Aterrizaba en la playa nada más finalizar el curso y en esa atmósfera festiva, divertirme con mis amigos era mi primario objetivo. Durante esos meses de verano, las mañanas de cada día eran una aventura, una sorpresa, un regalo lleno de mágicos y felices momentos en los que aprendí a vivir el presente, a valorar lo sencillo y a compartir lo bueno junto a mis inseparables y leales compañeros. Allí, en aquellas doradas arenas, entre risas y bromas, haciendo carreras, saltando desde lo alto de las colinas, buscando fósiles en las escarpadas estribaciones acantiladas o conchas marinas en la orilla, nos hicimos más fuertes, más libres, más nosotros y nos enamoramos del verano, del mar y de la vida soñando juntos.
La Mañana 28.07.2023 |
Evoco un tiempo que vibra con las voces del pasado, que tiñe de luz las siluetas del presente y se funde con los recuerdos para evitar perderse en la niebla del olvido. Una época, un espacio y un lugar que afloran a mi mente desde algún ignoto rincón de mi cerebro. Una etapa y un proceso que arrastra consigo latidos, miradas, sueños, sentimientos. Y en el que los tiempos se vuelven puentes de esos que se cruzan y te transportan y cuando despiertas traen al presente las reminiscencias, recomponen y organizan las huellas de un lejano verano acaecido y olvida que olvidaste. Y es que el tiempo no aguarda, no añora; seduce, oculta, apena; pues el tiempo no piensa, solo sigue su camino.

━━━━

▶ OBJETIVO
Escribe la continuación del relato sobre los veranos en la playa a partir de su última oración. Las líneas siguientes no guardan relación alguna con el relato sobre los veranos en la playa.

(Datos de disposición espacial)

━━━━

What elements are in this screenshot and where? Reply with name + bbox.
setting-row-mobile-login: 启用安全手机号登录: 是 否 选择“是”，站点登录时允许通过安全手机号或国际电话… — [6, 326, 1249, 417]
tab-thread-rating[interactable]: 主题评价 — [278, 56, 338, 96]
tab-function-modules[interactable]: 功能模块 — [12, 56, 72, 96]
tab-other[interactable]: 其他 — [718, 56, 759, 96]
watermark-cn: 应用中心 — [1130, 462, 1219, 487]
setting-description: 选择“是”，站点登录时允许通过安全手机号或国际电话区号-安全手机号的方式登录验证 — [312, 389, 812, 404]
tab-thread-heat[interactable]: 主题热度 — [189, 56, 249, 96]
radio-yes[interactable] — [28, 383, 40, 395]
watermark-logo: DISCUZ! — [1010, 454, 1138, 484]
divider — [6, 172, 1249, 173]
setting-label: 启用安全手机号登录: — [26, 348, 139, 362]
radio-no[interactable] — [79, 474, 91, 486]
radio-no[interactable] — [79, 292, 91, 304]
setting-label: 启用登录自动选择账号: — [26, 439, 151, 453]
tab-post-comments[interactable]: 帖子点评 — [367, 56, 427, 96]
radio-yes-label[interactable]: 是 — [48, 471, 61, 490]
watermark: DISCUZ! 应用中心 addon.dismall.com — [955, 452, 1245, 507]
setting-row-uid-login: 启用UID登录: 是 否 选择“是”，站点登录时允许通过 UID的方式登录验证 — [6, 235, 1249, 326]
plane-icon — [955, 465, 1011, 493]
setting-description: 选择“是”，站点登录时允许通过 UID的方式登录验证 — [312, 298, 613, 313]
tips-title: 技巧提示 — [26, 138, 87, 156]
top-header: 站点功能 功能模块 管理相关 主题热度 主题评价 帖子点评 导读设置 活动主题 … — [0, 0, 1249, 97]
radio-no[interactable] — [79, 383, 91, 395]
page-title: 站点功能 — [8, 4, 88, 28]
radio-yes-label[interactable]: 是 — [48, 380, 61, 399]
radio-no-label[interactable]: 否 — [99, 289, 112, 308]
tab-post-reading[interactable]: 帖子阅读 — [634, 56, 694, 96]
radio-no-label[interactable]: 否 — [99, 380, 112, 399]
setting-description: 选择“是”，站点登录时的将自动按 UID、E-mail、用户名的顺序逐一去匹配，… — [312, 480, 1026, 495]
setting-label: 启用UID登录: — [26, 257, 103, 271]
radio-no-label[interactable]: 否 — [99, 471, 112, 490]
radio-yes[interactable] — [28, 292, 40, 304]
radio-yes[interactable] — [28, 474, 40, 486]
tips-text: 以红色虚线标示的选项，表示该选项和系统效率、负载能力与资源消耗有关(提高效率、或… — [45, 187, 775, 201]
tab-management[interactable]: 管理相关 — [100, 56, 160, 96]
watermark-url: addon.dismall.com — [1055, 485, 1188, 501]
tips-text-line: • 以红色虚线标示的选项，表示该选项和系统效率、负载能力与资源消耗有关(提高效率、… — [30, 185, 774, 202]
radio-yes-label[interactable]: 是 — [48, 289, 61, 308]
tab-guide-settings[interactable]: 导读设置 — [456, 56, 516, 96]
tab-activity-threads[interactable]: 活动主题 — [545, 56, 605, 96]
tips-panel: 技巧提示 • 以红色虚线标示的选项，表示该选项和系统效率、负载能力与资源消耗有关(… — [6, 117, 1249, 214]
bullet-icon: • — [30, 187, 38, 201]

━━━━

▶ RESPUESTA
Era también en esa época del año en la que acometía en mi casa, en las interminables tardes de verano, las lecturas que me trasladaban a mundos supuestamente mejores por medio de la divagación y del ensueño y en el que la imaginación suponía una forma de conocimiento. A veces, aparcaba el libro y me quedaba absorto observando la danza silenciosa de las motas de polvo convertidas en puntos de luz de un rayo de sol que atravesaba la penumbra en una siesta. En otras ocasiones, bien solo o junto con mi hermano, salía de casa ya al atardecer y caminando o en bici nos perdíamos por el paisaje cambiante del Lucus recorriendo sus extensos meandros que nutrían la frondosa y rica vega y donde se mezclaban las aguas dulces del Rif con las salobres del Atlántico. En aquellos recorridos, si había pleamar, no era infrecuente ver pescar sargos y lubinas y al caer la noche, hasta anguilas que regresaban a casa guardando todos los secretos que sobre ellas, sabemos que no sabemos.
Algunas noches, en compañía de mis padres y hermano, después de cenar, subíamos a la azotea de la casa y mientras ellos, sentados en unas confortables butacas de bambú y enea, charlaban tomando café, yo, tumbado en una hamaca soñaba despierto contemplando las estrellas. Allí, en aquel compacto silencio nocturno, me sentía libre, feliz, vivo y observando la luna y la luz fosforescente que procedía de algunos planetas y las lejanas galaxias me di cuenta por primera vez, de lo pequeño e insignificante que era y de la inmensidad del universo.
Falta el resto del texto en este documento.